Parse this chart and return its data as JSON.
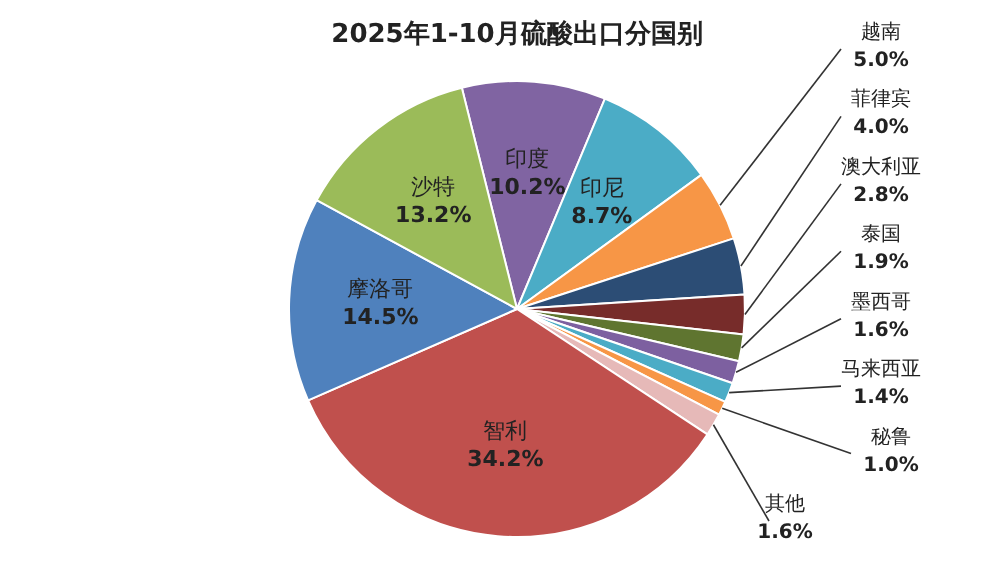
{
  "chart_data": {
    "type": "pie",
    "title": "2025年1-10月硫酸出口分国别",
    "categories": [
      "印度",
      "印尼",
      "越南",
      "菲律宾",
      "澳大利亚",
      "泰国",
      "墨西哥",
      "马来西亚",
      "秘鲁",
      "其他",
      "智利",
      "摩洛哥",
      "沙特"
    ],
    "values": [
      10.2,
      8.7,
      5.0,
      4.0,
      2.8,
      1.9,
      1.6,
      1.4,
      1.0,
      1.6,
      34.2,
      14.5,
      13.2
    ],
    "colors": [
      "#8064a2",
      "#4bacc6",
      "#f79646",
      "#2c4d75",
      "#772c2a",
      "#5f7530",
      "#7d60a0",
      "#4bacc6",
      "#f79646",
      "#e6b9b8",
      "#c0504d",
      "#4f81bd",
      "#9bbb59"
    ],
    "value_labels": [
      "10.2%",
      "8.7%",
      "5.0%",
      "4.0%",
      "2.8%",
      "1.9%",
      "1.6%",
      "1.4%",
      "1.0%",
      "1.6%",
      "34.2%",
      "14.5%",
      "13.2%"
    ]
  }
}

· · · · · · ·

Reproduce each record from above exactly; pictures do not belong in the copy.

Answer to this task:
Parse this chart and return its data as JSON.
{
  "chart_data": {
    "type": "pie",
    "title": "2025年1-10月硫酸出口分国别",
    "categories": [
      "印度",
      "印尼",
      "越南",
      "菲律宾",
      "澳大利亚",
      "泰国",
      "墨西哥",
      "马来西亚",
      "秘鲁",
      "其他",
      "智利",
      "摩洛哥",
      "沙特"
    ],
    "values": [
      10.2,
      8.7,
      5.0,
      4.0,
      2.8,
      1.9,
      1.6,
      1.4,
      1.0,
      1.6,
      34.2,
      14.5,
      13.2
    ],
    "colors": [
      "#8064a2",
      "#4bacc6",
      "#f79646",
      "#2c4d75",
      "#772c2a",
      "#5f7530",
      "#7d60a0",
      "#4bacc6",
      "#f79646",
      "#e6b9b8",
      "#c0504d",
      "#4f81bd",
      "#9bbb59"
    ],
    "value_labels": [
      "10.2%",
      "8.7%",
      "5.0%",
      "4.0%",
      "2.8%",
      "1.9%",
      "1.6%",
      "1.4%",
      "1.0%",
      "1.6%",
      "34.2%",
      "14.5%",
      "13.2%"
    ]
  }
}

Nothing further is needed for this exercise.